══ DATA SUPPLIED ══
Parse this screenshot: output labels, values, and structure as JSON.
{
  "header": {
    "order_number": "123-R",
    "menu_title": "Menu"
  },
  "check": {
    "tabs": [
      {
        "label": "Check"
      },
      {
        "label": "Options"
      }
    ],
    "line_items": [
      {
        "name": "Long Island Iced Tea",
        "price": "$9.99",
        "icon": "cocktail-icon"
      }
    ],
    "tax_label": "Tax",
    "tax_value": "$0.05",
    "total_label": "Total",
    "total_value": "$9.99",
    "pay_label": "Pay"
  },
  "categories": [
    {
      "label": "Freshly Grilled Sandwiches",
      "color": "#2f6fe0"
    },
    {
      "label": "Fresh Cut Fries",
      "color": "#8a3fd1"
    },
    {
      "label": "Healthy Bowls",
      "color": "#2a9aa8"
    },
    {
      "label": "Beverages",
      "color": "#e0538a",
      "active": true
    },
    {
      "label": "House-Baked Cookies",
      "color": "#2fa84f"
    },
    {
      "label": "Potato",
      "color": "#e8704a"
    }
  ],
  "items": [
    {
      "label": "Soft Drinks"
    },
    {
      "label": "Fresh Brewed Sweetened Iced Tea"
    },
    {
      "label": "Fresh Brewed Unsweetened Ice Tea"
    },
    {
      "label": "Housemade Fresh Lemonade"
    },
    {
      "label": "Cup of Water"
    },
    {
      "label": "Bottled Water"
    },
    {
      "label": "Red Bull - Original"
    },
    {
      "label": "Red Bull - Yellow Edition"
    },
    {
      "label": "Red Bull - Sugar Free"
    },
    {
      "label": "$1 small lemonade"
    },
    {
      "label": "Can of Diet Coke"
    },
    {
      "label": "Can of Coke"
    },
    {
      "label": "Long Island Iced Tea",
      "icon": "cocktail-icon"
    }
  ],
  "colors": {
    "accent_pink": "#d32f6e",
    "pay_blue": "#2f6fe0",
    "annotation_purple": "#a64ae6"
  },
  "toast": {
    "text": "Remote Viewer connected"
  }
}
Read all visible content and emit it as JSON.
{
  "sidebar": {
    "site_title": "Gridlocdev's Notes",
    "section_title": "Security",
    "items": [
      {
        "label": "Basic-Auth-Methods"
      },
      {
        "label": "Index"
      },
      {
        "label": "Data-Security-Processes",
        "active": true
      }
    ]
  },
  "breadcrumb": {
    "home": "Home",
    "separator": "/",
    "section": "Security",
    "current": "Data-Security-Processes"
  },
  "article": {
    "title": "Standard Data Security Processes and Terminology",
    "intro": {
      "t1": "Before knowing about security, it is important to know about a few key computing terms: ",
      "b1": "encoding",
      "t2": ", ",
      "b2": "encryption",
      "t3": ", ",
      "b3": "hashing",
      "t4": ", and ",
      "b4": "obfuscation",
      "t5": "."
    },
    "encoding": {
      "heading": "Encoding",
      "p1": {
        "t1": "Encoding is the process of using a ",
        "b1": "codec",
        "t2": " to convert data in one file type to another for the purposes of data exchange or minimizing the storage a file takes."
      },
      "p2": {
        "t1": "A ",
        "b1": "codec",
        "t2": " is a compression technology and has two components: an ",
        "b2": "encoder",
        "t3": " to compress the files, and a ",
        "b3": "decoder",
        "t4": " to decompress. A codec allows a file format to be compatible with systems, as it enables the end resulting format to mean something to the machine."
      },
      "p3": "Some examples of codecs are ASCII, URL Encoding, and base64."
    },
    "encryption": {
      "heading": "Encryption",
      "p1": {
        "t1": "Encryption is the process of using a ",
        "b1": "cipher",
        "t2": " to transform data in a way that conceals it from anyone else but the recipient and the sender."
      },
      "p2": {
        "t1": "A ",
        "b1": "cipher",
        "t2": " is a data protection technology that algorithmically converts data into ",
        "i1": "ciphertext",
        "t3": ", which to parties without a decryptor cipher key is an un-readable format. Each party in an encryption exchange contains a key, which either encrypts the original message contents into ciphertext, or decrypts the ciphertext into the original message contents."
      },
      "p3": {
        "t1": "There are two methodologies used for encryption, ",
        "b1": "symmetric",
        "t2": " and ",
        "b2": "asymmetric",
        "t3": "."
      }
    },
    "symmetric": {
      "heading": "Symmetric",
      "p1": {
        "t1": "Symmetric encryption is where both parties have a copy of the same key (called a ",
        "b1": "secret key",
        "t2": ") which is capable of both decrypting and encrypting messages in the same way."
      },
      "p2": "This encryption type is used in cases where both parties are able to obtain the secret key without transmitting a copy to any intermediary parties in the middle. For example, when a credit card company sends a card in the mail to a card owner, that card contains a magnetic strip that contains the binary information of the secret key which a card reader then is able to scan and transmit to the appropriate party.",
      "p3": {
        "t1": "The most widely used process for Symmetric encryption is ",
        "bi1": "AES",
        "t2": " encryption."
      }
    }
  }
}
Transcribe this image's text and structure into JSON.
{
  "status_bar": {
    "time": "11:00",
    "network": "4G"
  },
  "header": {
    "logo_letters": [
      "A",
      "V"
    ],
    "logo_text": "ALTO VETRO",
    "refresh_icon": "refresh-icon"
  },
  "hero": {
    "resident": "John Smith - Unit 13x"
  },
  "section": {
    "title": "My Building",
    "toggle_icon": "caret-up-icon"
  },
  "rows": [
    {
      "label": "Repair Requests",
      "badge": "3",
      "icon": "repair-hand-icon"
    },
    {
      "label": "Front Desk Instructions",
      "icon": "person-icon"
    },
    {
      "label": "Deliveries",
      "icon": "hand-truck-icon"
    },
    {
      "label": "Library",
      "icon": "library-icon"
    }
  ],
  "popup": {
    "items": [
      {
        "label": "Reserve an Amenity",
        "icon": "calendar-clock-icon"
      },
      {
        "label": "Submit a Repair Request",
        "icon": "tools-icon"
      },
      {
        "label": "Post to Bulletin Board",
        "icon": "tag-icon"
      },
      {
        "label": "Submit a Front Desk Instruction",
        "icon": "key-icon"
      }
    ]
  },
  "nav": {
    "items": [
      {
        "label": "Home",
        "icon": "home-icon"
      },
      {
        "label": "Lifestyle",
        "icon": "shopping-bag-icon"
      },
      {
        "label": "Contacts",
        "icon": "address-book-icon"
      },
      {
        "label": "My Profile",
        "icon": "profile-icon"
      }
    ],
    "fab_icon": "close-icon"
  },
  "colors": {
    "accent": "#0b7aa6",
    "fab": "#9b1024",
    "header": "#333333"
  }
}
═══
Repeat the entries above exactly, leaving nothing out.

-- RESULT OF THE EXERCISE --
Parse this screenshot: output labels, values, and structure as JSON.
{
  "header": {
    "order_number": "123-R",
    "menu_title": "Menu"
  },
  "check": {
    "tabs": [
      {
        "label": "Check"
      },
      {
        "label": "Options"
      }
    ],
    "line_items": [
      {
        "name": "Long Island Iced Tea",
        "price": "$9.99",
        "icon": "cocktail-icon"
      }
    ],
    "tax_label": "Tax",
    "tax_value": "$0.05",
    "total_label": "Total",
    "total_value": "$9.99",
    "pay_label": "Pay"
  },
  "categories": [
    {
      "label": "Freshly Grilled Sandwiches",
      "color": "#2f6fe0"
    },
    {
      "label": "Fresh Cut Fries",
      "color": "#8a3fd1"
    },
    {
      "label": "Healthy Bowls",
      "color": "#2a9aa8"
    },
    {
      "label": "Beverages",
      "color": "#e0538a",
      "active": true
    },
    {
      "label": "House-Baked Cookies",
      "color": "#2fa84f"
    },
    {
      "label": "Potato",
      "color": "#e8704a"
    }
  ],
  "items": [
    {
      "label": "Soft Drinks"
    },
    {
      "label": "Fresh Brewed Sweetened Iced Tea"
    },
    {
      "label": "Fresh Brewed Unsweetened Ice Tea"
    },
    {
      "label": "Housemade Fresh Lemonade"
    },
    {
      "label": "Cup of Water"
    },
    {
      "label": "Bottled Water"
    },
    {
      "label": "Red Bull - Original"
    },
    {
      "label": "Red Bull - Yellow Edition"
    },
    {
      "label": "Red Bull - Sugar Free"
    },
    {
      "label": "$1 small lemonade"
    },
    {
      "label": "Can of Diet Coke"
    },
    {
      "label": "Can of Coke"
    },
    {
      "label": "Long Island Iced Tea",
      "icon": "cocktail-icon"
    }
  ],
  "colors": {
    "accent_pink": "#d32f6e",
    "pay_blue": "#2f6fe0",
    "annotation_purple": "#a64ae6"
  },
  "toast": {
    "text": "Remote Viewer connected"
  }
}
Read all visible content and emit it as JSON.
{
  "sidebar": {
    "site_title": "Gridlocdev's Notes",
    "section_title": "Security",
    "items": [
      {
        "label": "Basic-Auth-Methods"
      },
      {
        "label": "Index"
      },
      {
        "label": "Data-Security-Processes",
        "active": true
      }
    ]
  },
  "breadcrumb": {
    "home": "Home",
    "separator": "/",
    "section": "Security",
    "current": "Data-Security-Processes"
  },
  "article": {
    "title": "Standard Data Security Processes and Terminology",
    "intro": {
      "t1": "Before knowing about security, it is important to know about a few key computing terms: ",
      "b1": "encoding",
      "t2": ", ",
      "b2": "encryption",
      "t3": ", ",
      "b3": "hashing",
      "t4": ", and ",
      "b4": "obfuscation",
      "t5": "."
    },
    "encoding": {
      "heading": "Encoding",
      "p1": {
        "t1": "Encoding is the process of using a ",
        "b1": "codec",
        "t2": " to convert data in one file type to another for the purposes of data exchange or minimizing the storage a file takes."
      },
      "p2": {
        "t1": "A ",
        "b1": "codec",
        "t2": " is a compression technology and has two components: an ",
        "b2": "encoder",
        "t3": " to compress the files, and a ",
        "b3": "decoder",
        "t4": " to decompress. A codec allows a file format to be compatible with systems, as it enables the end resulting format to mean something to the machine."
      },
      "p3": "Some examples of codecs are ASCII, URL Encoding, and base64."
    },
    "encryption": {
      "heading": "Encryption",
      "p1": {
        "t1": "Encryption is the process of using a ",
        "b1": "cipher",
        "t2": " to transform data in a way that conceals it from anyone else but the recipient and the sender."
      },
      "p2": {
        "t1": "A ",
        "b1": "cipher",
        "t2": " is a data protection technology that algorithmically converts data into ",
        "i1": "ciphertext",
        "t3": ", which to parties without a decryptor cipher key is an un-readable format. Each party in an encryption exchange contains a key, which either encrypts the original message contents into ciphertext, or decrypts the ciphertext into the original message contents."
      },
      "p3": {
        "t1": "There are two methodologies used for encryption, ",
        "b1": "symmetric",
        "t2": " and ",
        "b2": "asymmetric",
        "t3": "."
      }
    },
    "symmetric": {
      "heading": "Symmetric",
      "p1": {
        "t1": "Symmetric encryption is where both parties have a copy of the same key (called a ",
        "b1": "secret key",
        "t2": ") which is capable of both decrypting and encrypting messages in the same way."
      },
      "p2": "This encryption type is used in cases where both parties are able to obtain the secret key without transmitting a copy to any intermediary parties in the middle. For example, when a credit card company sends a card in the mail to a card owner, that card contains a magnetic strip that contains the binary information of the secret key which a card reader then is able to scan and transmit to the appropriate party.",
      "p3": {
        "t1": "The most widely used process for Symmetric encryption is ",
        "bi1": "AES",
        "t2": " encryption."
      }
    }
  }
}
Transcribe this image's text and structure into JSON.
{
  "status_bar": {
    "time": "11:00",
    "network": "4G"
  },
  "header": {
    "logo_letters": [
      "A",
      "V"
    ],
    "logo_text": "ALTO VETRO",
    "refresh_icon": "refresh-icon"
  },
  "hero": {
    "resident": "John Smith - Unit 13x"
  },
  "section": {
    "title": "My Building",
    "toggle_icon": "caret-up-icon"
  },
  "rows": [
    {
      "label": "Repair Requests",
      "badge": "3",
      "icon": "repair-hand-icon"
    },
    {
      "label": "Front Desk Instructions",
      "icon": "person-icon"
    },
    {
      "label": "Deliveries",
      "icon": "hand-truck-icon"
    },
    {
      "label": "Library",
      "icon": "library-icon"
    }
  ],
  "popup": {
    "items": [
      {
        "label": "Reserve an Amenity",
        "icon": "calendar-clock-icon"
      },
      {
        "label": "Submit a Repair Request",
        "icon": "tools-icon"
      },
      {
        "label": "Post to Bulletin Board",
        "icon": "tag-icon"
      },
      {
        "label": "Submit a Front Desk Instruction",
        "icon": "key-icon"
      }
    ]
  },
  "nav": {
    "items": [
      {
        "label": "Home",
        "icon": "home-icon"
      },
      {
        "label": "Lifestyle",
        "icon": "shopping-bag-icon"
      },
      {
        "label": "Contacts",
        "icon": "address-book-icon"
      },
      {
        "label": "My Profile",
        "icon": "profile-icon"
      }
    ],
    "fab_icon": "close-icon"
  },
  "colors": {
    "accent": "#0b7aa6",
    "fab": "#9b1024",
    "header": "#333333"
  }
}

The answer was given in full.